- **Written task**
Every line that holds the string "tropical" is to be identified and copied.

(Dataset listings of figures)
────────

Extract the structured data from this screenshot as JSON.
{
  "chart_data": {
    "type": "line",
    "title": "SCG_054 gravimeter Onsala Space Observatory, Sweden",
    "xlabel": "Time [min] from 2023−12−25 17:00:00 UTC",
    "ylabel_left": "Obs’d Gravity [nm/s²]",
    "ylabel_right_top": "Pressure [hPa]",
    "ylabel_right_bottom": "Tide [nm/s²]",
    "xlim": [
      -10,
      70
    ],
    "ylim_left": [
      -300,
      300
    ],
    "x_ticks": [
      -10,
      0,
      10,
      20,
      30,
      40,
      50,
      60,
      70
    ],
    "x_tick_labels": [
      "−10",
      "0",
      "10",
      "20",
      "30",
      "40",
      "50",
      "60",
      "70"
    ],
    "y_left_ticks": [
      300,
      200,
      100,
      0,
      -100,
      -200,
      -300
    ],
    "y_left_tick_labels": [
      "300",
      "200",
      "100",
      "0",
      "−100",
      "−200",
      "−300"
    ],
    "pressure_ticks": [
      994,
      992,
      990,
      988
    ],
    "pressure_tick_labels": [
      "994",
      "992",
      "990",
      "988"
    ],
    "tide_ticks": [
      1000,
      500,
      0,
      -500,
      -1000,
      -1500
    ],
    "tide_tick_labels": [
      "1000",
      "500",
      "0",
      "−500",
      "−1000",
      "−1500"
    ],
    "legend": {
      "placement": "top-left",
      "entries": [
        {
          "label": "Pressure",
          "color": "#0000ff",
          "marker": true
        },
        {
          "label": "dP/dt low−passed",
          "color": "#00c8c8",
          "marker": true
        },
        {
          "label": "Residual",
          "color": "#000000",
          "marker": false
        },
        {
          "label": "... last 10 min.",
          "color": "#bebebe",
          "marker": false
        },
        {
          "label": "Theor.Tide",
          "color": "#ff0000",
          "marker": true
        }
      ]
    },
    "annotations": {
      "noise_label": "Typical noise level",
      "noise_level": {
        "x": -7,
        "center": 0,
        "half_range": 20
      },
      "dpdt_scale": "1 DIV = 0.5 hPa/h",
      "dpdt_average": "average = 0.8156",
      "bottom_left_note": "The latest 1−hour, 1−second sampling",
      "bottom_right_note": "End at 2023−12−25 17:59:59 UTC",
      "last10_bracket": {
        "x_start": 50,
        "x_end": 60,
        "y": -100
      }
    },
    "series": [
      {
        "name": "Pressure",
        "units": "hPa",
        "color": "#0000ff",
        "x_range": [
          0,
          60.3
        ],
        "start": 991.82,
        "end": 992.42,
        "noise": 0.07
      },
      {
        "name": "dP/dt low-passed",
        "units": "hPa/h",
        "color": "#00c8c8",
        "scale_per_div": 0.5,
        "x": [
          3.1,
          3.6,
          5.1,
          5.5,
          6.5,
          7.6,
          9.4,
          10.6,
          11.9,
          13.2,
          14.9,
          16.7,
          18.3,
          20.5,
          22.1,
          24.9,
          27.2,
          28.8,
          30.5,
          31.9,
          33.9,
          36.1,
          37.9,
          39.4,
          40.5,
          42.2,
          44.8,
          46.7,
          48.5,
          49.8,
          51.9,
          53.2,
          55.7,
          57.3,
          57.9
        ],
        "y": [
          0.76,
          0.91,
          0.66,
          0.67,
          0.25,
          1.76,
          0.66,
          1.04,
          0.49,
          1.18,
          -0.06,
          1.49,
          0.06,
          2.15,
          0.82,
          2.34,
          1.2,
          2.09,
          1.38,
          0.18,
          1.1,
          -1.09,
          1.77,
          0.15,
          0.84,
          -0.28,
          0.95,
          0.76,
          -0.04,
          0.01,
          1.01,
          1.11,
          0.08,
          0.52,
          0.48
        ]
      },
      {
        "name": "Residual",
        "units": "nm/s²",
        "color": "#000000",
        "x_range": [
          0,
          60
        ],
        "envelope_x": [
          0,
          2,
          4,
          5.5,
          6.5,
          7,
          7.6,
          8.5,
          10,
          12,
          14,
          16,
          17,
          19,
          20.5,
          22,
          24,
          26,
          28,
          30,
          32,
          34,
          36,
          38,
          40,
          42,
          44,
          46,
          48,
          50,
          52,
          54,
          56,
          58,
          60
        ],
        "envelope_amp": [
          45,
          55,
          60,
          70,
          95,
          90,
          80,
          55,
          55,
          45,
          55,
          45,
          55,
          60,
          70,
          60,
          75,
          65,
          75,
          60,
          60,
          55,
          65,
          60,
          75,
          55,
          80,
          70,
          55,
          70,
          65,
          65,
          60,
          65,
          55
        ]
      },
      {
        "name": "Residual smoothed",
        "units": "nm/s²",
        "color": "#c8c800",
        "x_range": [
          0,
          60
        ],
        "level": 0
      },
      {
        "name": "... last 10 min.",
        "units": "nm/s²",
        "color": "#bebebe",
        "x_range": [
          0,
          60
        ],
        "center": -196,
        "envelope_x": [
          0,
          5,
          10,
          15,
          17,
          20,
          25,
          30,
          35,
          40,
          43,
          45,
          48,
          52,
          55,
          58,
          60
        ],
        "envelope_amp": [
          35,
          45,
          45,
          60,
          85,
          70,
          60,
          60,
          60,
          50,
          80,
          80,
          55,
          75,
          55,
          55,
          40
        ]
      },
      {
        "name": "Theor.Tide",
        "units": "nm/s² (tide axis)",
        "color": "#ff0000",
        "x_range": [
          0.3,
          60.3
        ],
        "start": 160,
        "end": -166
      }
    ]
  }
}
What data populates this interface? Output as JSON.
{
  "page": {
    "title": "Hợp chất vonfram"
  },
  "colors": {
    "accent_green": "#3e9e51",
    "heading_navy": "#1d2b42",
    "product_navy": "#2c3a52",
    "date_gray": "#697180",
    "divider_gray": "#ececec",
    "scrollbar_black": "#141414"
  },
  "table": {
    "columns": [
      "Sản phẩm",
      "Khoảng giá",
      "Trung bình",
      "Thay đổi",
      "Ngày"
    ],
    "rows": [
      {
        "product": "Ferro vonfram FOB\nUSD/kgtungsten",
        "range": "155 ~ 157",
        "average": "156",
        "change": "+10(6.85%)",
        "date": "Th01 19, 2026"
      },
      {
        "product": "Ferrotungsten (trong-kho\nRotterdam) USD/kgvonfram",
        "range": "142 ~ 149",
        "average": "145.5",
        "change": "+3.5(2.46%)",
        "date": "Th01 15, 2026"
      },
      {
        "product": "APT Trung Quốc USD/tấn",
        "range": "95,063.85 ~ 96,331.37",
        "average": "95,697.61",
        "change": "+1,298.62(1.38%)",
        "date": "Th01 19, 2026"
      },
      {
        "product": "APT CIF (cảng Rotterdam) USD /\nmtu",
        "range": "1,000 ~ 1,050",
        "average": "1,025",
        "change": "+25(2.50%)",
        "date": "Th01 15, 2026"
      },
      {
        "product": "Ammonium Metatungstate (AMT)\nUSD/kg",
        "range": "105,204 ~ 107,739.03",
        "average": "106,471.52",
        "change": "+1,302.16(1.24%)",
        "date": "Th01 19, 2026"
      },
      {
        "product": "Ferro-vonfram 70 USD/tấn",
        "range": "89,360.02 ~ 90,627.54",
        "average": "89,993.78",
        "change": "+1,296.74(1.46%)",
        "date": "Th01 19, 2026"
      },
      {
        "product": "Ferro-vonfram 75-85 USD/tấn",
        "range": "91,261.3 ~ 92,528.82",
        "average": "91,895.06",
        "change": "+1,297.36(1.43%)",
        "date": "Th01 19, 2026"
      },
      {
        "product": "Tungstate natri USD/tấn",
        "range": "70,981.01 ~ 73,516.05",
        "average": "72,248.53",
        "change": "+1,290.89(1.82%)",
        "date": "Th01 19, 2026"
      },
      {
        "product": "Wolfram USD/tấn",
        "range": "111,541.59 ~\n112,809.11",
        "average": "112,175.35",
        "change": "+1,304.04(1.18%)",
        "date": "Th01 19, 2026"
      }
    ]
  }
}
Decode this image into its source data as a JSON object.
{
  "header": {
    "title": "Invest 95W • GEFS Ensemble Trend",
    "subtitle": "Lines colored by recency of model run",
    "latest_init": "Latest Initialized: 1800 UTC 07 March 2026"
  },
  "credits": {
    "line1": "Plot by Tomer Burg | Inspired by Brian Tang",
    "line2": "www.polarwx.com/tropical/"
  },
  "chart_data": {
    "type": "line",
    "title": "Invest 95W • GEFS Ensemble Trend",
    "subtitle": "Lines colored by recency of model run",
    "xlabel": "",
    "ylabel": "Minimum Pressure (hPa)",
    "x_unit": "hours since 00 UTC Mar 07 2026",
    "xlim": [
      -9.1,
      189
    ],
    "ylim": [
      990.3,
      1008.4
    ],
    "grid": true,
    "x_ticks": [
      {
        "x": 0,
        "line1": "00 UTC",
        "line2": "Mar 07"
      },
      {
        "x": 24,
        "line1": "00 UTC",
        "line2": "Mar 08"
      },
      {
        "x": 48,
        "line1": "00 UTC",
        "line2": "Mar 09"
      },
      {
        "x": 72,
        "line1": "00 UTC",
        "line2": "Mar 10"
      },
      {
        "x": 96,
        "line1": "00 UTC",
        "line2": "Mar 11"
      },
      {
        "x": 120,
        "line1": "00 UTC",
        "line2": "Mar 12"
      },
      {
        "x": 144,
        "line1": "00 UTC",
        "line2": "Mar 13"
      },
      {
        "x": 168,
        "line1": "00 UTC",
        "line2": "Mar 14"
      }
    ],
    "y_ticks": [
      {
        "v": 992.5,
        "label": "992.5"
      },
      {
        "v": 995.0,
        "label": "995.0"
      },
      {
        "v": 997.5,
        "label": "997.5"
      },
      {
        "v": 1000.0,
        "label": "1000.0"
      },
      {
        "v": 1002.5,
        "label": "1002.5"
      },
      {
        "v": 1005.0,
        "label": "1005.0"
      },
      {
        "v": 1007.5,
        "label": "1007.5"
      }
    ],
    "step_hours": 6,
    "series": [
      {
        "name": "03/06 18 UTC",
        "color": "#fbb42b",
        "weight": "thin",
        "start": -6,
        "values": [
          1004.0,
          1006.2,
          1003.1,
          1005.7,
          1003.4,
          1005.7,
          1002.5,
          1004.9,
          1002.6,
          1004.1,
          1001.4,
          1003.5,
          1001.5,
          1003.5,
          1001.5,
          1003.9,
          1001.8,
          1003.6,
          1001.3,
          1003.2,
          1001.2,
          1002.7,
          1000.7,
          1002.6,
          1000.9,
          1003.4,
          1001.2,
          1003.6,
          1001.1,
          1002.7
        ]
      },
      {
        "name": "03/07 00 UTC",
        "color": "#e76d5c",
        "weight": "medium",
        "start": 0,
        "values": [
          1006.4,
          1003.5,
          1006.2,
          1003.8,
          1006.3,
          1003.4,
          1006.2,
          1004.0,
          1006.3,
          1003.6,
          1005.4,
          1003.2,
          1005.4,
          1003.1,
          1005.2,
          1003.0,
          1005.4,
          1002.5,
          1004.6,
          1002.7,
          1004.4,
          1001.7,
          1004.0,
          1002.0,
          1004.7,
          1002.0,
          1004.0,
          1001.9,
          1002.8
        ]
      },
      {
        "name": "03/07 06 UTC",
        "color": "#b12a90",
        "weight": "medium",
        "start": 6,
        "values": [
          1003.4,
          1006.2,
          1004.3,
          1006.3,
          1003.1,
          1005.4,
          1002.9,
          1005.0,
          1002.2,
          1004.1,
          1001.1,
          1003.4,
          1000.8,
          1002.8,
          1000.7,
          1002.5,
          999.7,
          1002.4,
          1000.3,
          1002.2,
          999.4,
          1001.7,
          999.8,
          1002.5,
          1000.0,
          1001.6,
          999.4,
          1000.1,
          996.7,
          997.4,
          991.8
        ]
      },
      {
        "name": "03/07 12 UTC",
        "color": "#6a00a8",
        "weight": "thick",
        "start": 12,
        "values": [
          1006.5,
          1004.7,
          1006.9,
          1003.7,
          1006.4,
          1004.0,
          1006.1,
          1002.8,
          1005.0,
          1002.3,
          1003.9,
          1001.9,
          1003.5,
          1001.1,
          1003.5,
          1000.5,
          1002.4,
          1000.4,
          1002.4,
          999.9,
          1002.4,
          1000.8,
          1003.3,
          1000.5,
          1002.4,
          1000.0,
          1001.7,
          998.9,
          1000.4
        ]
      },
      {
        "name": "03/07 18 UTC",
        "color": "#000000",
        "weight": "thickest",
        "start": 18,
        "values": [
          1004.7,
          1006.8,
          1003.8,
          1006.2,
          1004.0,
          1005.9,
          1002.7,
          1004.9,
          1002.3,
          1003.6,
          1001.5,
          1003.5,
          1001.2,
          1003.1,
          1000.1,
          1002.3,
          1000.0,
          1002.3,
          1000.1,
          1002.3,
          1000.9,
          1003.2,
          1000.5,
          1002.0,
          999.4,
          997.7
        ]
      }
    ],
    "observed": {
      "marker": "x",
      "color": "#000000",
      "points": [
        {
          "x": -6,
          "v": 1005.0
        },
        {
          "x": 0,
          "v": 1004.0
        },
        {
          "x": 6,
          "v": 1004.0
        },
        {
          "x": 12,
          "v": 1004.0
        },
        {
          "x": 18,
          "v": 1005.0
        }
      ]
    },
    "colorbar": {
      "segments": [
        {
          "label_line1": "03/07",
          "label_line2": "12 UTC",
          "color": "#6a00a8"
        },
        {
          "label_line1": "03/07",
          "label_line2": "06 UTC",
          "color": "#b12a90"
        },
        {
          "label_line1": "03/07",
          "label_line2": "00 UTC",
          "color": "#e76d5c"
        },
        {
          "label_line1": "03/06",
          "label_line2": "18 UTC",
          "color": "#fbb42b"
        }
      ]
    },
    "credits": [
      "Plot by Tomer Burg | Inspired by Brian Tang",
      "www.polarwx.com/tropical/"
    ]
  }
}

────────

- **Solution to the problem**
    "line2": "www.polarwx.com/tropical/"
      "www.polarwx.com/tropical/"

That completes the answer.